┌──
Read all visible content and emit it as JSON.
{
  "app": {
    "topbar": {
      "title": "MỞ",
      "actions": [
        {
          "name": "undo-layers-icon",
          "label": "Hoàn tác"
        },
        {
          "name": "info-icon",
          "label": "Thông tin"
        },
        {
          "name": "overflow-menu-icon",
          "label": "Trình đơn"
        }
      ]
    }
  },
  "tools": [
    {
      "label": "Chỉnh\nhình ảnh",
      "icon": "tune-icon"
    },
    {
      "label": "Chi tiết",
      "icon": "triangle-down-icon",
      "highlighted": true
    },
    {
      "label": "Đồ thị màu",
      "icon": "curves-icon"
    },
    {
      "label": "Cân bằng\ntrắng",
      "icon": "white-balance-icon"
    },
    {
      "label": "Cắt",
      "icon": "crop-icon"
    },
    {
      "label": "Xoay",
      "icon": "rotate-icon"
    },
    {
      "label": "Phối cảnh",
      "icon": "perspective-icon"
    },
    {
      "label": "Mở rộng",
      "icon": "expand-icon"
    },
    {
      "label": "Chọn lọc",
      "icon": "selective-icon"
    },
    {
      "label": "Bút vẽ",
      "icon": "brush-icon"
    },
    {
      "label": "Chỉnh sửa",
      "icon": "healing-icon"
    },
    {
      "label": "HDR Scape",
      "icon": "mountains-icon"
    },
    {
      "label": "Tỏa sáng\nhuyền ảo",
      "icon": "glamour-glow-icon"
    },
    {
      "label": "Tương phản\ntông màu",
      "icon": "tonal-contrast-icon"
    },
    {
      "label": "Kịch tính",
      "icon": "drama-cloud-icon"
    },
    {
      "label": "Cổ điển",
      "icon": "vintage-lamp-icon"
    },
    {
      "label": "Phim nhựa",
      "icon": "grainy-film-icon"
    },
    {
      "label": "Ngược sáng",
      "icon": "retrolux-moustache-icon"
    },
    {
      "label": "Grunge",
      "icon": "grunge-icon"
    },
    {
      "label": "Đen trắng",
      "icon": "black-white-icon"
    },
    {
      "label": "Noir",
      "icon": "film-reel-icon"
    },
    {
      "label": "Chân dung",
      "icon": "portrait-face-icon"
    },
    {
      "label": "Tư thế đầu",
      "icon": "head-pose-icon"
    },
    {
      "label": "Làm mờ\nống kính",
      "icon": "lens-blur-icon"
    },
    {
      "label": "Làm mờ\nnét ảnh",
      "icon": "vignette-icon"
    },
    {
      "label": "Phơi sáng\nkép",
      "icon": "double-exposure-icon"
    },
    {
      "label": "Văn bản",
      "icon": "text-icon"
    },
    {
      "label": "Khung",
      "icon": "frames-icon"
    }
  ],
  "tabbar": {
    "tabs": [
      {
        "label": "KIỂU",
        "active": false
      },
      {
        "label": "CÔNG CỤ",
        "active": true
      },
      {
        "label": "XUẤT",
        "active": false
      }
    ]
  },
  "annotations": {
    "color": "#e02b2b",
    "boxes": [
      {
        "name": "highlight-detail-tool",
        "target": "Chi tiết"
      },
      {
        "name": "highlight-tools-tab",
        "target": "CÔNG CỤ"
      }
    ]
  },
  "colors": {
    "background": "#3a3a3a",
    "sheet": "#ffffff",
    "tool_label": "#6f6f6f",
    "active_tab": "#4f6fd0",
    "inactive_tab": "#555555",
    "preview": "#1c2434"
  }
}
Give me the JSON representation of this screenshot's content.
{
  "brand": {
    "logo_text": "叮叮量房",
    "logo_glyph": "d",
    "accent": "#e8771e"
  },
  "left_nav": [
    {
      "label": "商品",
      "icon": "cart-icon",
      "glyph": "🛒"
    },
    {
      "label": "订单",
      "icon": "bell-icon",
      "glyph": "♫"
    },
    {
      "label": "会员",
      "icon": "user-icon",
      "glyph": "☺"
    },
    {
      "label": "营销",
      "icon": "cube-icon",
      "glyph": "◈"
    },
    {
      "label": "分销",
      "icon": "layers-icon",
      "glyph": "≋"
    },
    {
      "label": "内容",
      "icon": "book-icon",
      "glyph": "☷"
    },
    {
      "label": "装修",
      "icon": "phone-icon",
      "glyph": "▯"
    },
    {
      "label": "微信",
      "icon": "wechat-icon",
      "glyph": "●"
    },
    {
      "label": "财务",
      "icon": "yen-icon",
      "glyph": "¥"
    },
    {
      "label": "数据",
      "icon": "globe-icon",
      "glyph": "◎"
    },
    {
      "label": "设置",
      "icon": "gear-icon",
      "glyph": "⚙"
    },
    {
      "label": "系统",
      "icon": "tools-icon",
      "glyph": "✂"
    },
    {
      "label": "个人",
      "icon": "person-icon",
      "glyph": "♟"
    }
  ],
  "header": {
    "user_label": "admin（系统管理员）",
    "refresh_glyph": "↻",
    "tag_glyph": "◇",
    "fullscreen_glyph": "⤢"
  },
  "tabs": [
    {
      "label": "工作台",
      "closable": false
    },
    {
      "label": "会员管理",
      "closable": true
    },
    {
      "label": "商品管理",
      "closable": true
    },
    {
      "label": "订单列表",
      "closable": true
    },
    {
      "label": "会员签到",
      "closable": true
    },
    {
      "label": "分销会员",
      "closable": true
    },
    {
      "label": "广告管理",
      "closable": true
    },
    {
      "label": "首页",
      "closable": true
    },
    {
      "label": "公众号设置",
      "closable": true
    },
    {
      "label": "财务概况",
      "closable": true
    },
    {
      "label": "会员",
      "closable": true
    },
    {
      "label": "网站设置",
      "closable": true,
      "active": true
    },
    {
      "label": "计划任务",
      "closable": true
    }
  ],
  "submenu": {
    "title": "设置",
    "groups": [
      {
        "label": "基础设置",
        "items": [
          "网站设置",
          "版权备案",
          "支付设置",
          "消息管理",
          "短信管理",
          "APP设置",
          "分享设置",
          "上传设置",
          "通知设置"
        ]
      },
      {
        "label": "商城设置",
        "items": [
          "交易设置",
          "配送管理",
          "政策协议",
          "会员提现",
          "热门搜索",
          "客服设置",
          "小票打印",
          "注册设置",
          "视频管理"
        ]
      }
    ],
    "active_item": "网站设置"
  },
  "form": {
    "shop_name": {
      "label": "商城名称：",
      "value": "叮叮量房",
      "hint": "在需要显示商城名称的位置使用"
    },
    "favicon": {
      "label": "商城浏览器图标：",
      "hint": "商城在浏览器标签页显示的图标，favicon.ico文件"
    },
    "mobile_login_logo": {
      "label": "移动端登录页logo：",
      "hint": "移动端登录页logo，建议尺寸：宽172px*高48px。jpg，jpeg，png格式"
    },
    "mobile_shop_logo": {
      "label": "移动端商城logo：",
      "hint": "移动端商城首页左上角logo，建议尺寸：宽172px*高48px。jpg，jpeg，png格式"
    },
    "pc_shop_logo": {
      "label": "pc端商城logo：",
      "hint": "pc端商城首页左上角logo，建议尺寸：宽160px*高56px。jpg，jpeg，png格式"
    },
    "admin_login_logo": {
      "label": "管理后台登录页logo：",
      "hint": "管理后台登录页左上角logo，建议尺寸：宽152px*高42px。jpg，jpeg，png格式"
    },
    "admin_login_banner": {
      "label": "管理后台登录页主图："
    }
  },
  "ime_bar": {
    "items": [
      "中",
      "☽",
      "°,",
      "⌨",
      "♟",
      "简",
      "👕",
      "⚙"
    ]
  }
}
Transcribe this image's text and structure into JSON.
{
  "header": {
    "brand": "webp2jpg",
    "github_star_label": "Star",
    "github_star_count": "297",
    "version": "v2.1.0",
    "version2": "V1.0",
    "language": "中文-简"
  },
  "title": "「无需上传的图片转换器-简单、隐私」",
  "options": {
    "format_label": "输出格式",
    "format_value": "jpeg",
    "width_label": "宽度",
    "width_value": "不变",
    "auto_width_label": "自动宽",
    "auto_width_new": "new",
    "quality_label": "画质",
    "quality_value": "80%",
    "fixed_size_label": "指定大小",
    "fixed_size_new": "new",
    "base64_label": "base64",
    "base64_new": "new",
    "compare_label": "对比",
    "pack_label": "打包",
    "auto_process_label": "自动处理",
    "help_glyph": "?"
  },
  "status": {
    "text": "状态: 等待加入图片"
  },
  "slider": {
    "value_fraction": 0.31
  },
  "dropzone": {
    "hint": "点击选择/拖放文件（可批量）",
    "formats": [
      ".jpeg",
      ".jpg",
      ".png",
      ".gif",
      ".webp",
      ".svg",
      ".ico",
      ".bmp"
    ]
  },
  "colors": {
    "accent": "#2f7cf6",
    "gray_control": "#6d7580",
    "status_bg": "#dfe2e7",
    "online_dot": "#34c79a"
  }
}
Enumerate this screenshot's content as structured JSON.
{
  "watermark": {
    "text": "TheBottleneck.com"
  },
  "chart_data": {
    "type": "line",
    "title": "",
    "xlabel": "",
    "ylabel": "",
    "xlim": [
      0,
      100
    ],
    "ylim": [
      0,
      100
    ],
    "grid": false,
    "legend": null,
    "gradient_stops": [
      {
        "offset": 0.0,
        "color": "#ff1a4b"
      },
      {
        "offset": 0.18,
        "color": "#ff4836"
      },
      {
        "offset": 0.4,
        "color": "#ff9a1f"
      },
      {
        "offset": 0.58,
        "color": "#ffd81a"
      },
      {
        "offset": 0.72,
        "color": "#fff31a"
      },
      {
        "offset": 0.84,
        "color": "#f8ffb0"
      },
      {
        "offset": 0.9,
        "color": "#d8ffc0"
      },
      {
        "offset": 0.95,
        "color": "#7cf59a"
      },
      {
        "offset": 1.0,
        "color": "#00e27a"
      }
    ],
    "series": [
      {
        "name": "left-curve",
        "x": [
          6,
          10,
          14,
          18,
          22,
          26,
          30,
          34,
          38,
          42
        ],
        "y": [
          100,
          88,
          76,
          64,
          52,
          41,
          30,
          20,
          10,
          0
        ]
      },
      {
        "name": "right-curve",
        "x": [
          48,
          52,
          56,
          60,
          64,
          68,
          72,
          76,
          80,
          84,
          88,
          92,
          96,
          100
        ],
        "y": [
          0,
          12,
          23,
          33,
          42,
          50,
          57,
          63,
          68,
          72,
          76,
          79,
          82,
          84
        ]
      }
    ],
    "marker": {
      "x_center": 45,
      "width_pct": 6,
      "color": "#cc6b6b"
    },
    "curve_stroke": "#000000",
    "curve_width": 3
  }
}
└──
THE EXERCISE
Only the lines from the one containing "Enumerate this screenshot's" through the end of the entries above belong in the answer; repeat them exactly.

OUTPUT FOR THIS TASK
Enumerate this screenshot's content as structured JSON.
{
  "watermark": {
    "text": "TheBottleneck.com"
  },
  "chart_data": {
    "type": "line",
    "title": "",
    "xlabel": "",
    "ylabel": "",
    "xlim": [
      0,
      100
    ],
    "ylim": [
      0,
      100
    ],
    "grid": false,
    "legend": null,
    "gradient_stops": [
      {
        "offset": 0.0,
        "color": "#ff1a4b"
      },
      {
        "offset": 0.18,
        "color": "#ff4836"
      },
      {
        "offset": 0.4,
        "color": "#ff9a1f"
      },
      {
        "offset": 0.58,
        "color": "#ffd81a"
      },
      {
        "offset": 0.72,
        "color": "#fff31a"
      },
      {
        "offset": 0.84,
        "color": "#f8ffb0"
      },
      {
        "offset": 0.9,
        "color": "#d8ffc0"
      },
      {
        "offset": 0.95,
        "color": "#7cf59a"
      },
      {
        "offset": 1.0,
        "color": "#00e27a"
      }
    ],
    "series": [
      {
        "name": "left-curve",
        "x": [
          6,
          10,
          14,
          18,
          22,
          26,
          30,
          34,
          38,
          42
        ],
        "y": [
          100,
          88,
          76,
          64,
          52,
          41,
          30,
          20,
          10,
          0
        ]
      },
      {
        "name": "right-curve",
        "x": [
          48,
          52,
          56,
          60,
          64,
          68,
          72,
          76,
          80,
          84,
          88,
          92,
          96,
          100
        ],
        "y": [
          0,
          12,
          23,
          33,
          42,
          50,
          57,
          63,
          68,
          72,
          76,
          79,
          82,
          84
        ]
      }
    ],
    "marker": {
      "x_center": 45,
      "width_pct": 6,
      "color": "#cc6b6b"
    },
    "curve_stroke": "#000000",
    "curve_width": 3
  }
}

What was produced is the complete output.